§ REQUIRED WORK
The entries below contain pictures. Retype everything except those pictures, exactly as given.

------------------------------------------------------------------------

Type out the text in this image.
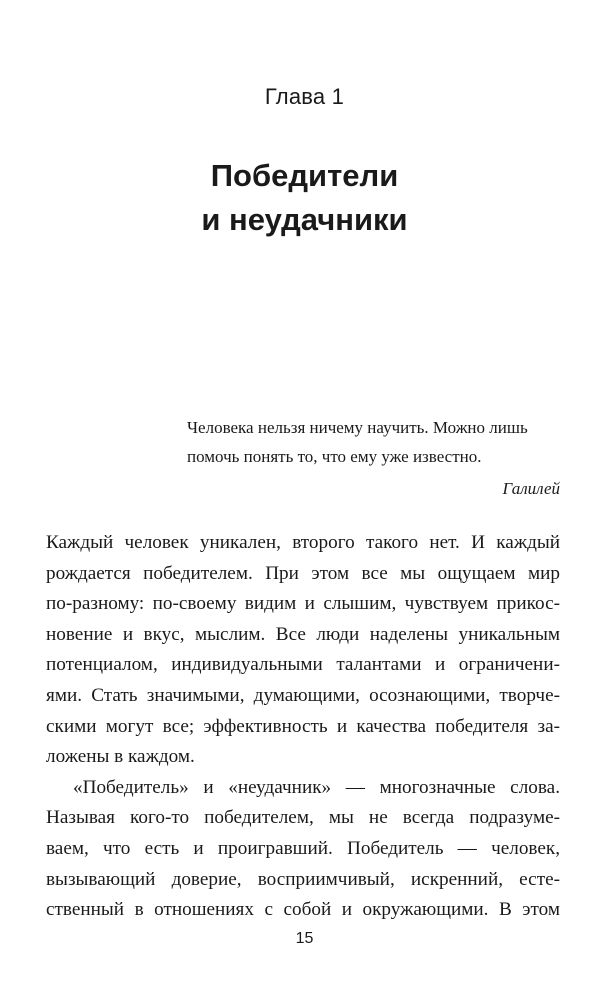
Глава 1
Победители
и неудачники
Человека нельзя ничему научить. Можно лишь
помочь понять то, что ему уже известно.
Галилей
Каждый человек уникален, второго такого нет. И каждый
рождается победителем. При этом все мы ощущаем мир
по-разному: по-своему видим и слышим, чувствуем прикос-
новение и вкус, мыслим. Все люди наделены уникальным
потенциалом, индивидуальными талантами и ограничени-
ями. Стать значимыми, думающими, осознающими, творче-
скими могут все; эффективность и качества победителя за-
ложены в каждом.
«Победитель» и «неудачник» — многозначные слова.
Называя кого-то победителем, мы не всегда подразуме-
ваем, что есть и проигравший. Победитель — человек,
вызывающий доверие, восприимчивый, искренний, есте-
ственный в отношениях с собой и окружающими. В этом
15
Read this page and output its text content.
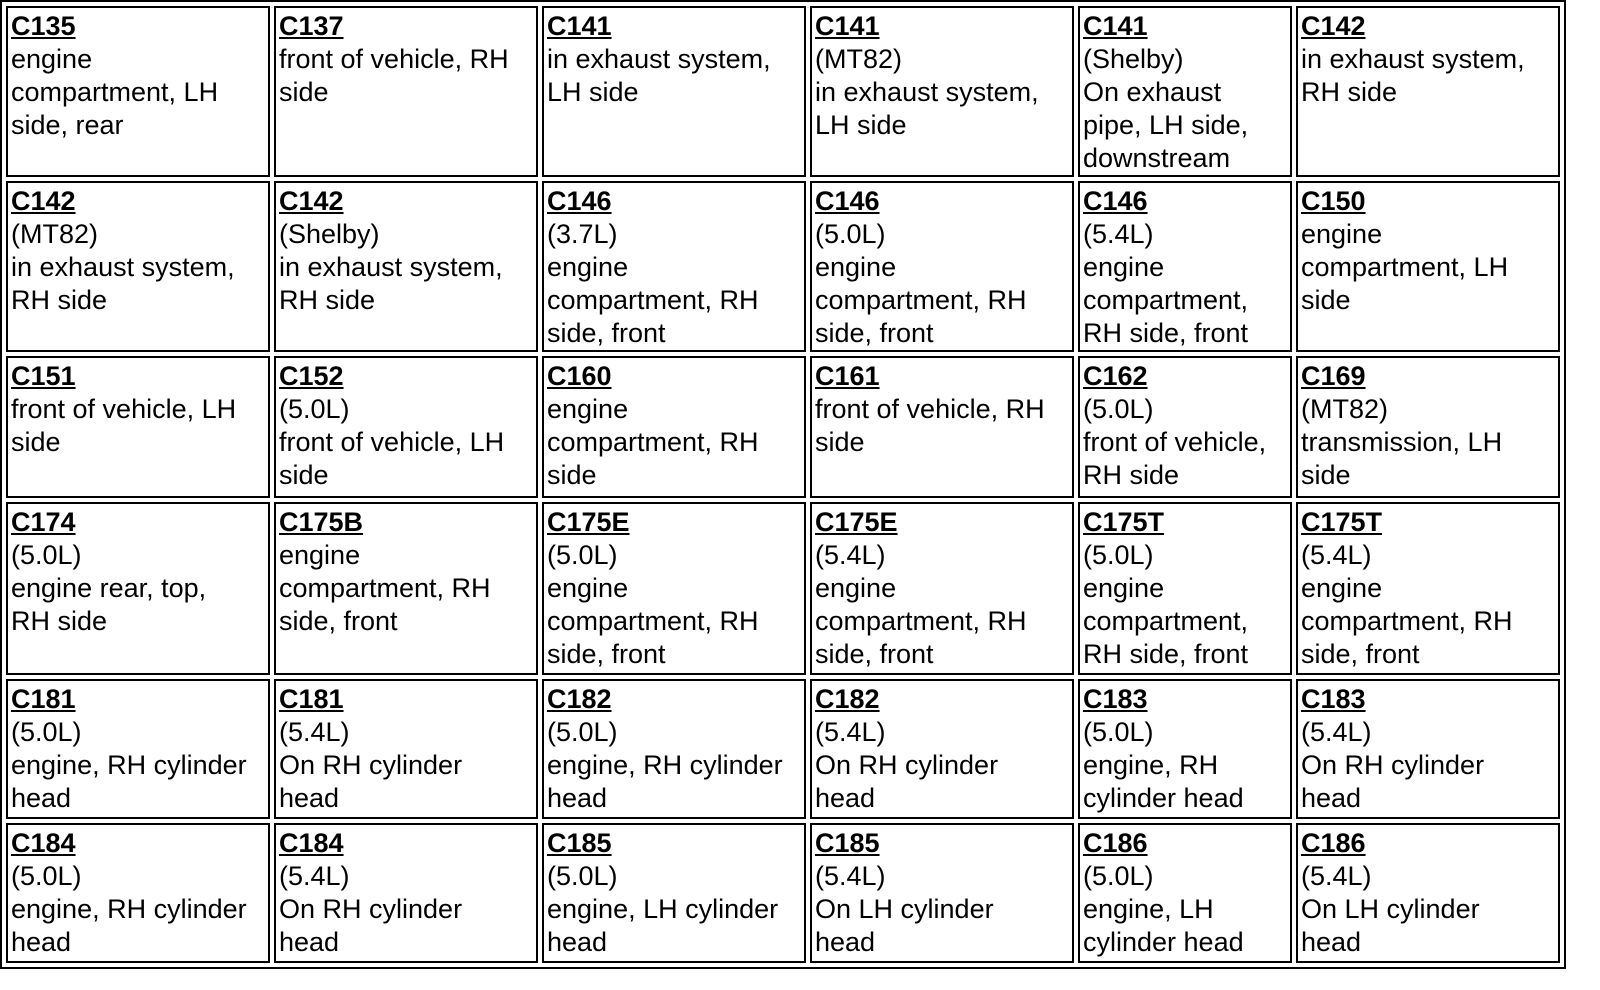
C135
engine
compartment, LH
side, rear	C137
front of vehicle, RH
side	C141
in exhaust system,
LH side	C141
(MT82)
in exhaust system,
LH side	C141
(Shelby)
On exhaust
pipe, LH side,
downstream	C142
in exhaust system,
RH side

C142
(MT82)
in exhaust system,
RH side	C142
(Shelby)
in exhaust system,
RH side	C146
(3.7L)
engine
compartment, RH
side, front	C146
(5.0L)
engine
compartment, RH
side, front	C146
(5.4L)
engine
compartment,
RH side, front	C150
engine
compartment, LH
side

C151
front of vehicle, LH
side	C152
(5.0L)
front of vehicle, LH
side	C160
engine
compartment, RH
side	C161
front of vehicle, RH
side	C162
(5.0L)
front of vehicle,
RH side	C169
(MT82)
transmission, LH
side

C174
(5.0L)
engine rear, top,
RH side	C175B
engine
compartment, RH
side, front	C175E
(5.0L)
engine
compartment, RH
side, front	C175E
(5.4L)
engine
compartment, RH
side, front	C175T
(5.0L)
engine
compartment,
RH side, front	C175T
(5.4L)
engine
compartment, RH
side, front

C181
(5.0L)
engine, RH cylinder
head	C181
(5.4L)
On RH cylinder
head	C182
(5.0L)
engine, RH cylinder
head	C182
(5.4L)
On RH cylinder
head	C183
(5.0L)
engine, RH
cylinder head	C183
(5.4L)
On RH cylinder
head

C184
(5.0L)
engine, RH cylinder
head	C184
(5.4L)
On RH cylinder
head	C185
(5.0L)
engine, LH cylinder
head	C185
(5.4L)
On LH cylinder
head	C186
(5.0L)
engine, LH
cylinder head	C186
(5.4L)
On LH cylinder
head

------------------------------------------------------------------------

§ RESULT FOR THIS TASK
Type out the text in this image.
Глава 1
Победители
и неудачники
Человека нельзя ничему научить. Можно лишь
помочь понять то, что ему уже известно.
Галилей
Каждый человек уникален, второго такого нет. И каждый
рождается победителем. При этом все мы ощущаем мир
по-разному: по-своему видим и слышим, чувствуем прикос-
новение и вкус, мыслим. Все люди наделены уникальным
потенциалом, индивидуальными талантами и ограничени-
ями. Стать значимыми, думающими, осознающими, творче-
скими могут все; эффективность и качества победителя за-
ложены в каждом.
«Победитель» и «неудачник» — многозначные слова.
Называя кого-то победителем, мы не всегда подразуме-
ваем, что есть и проигравший. Победитель — человек,
вызывающий доверие, восприимчивый, искренний, есте-
ственный в отношениях с собой и окружающими. В этом
15
Read this page and output its text content.
C135
engine
compartment, LH
side, rear	C137
front of vehicle, RH
side	C141
in exhaust system,
LH side	C141
(MT82)
in exhaust system,
LH side	C141
(Shelby)
On exhaust
pipe, LH side,
downstream	C142
in exhaust system,
RH side

C142
(MT82)
in exhaust system,
RH side	C142
(Shelby)
in exhaust system,
RH side	C146
(3.7L)
engine
compartment, RH
side, front	C146
(5.0L)
engine
compartment, RH
side, front	C146
(5.4L)
engine
compartment,
RH side, front	C150
engine
compartment, LH
side

C151
front of vehicle, LH
side	C152
(5.0L)
front of vehicle, LH
side	C160
engine
compartment, RH
side	C161
front of vehicle, RH
side	C162
(5.0L)
front of vehicle,
RH side	C169
(MT82)
transmission, LH
side

C174
(5.0L)
engine rear, top,
RH side	C175B
engine
compartment, RH
side, front	C175E
(5.0L)
engine
compartment, RH
side, front	C175E
(5.4L)
engine
compartment, RH
side, front	C175T
(5.0L)
engine
compartment,
RH side, front	C175T
(5.4L)
engine
compartment, RH
side, front

C181
(5.0L)
engine, RH cylinder
head	C181
(5.4L)
On RH cylinder
head	C182
(5.0L)
engine, RH cylinder
head	C182
(5.4L)
On RH cylinder
head	C183
(5.0L)
engine, RH
cylinder head	C183
(5.4L)
On RH cylinder
head

C184
(5.0L)
engine, RH cylinder
head	C184
(5.4L)
On RH cylinder
head	C185
(5.0L)
engine, LH cylinder
head	C185
(5.4L)
On LH cylinder
head	C186
(5.0L)
engine, LH
cylinder head	C186
(5.4L)
On LH cylinder
head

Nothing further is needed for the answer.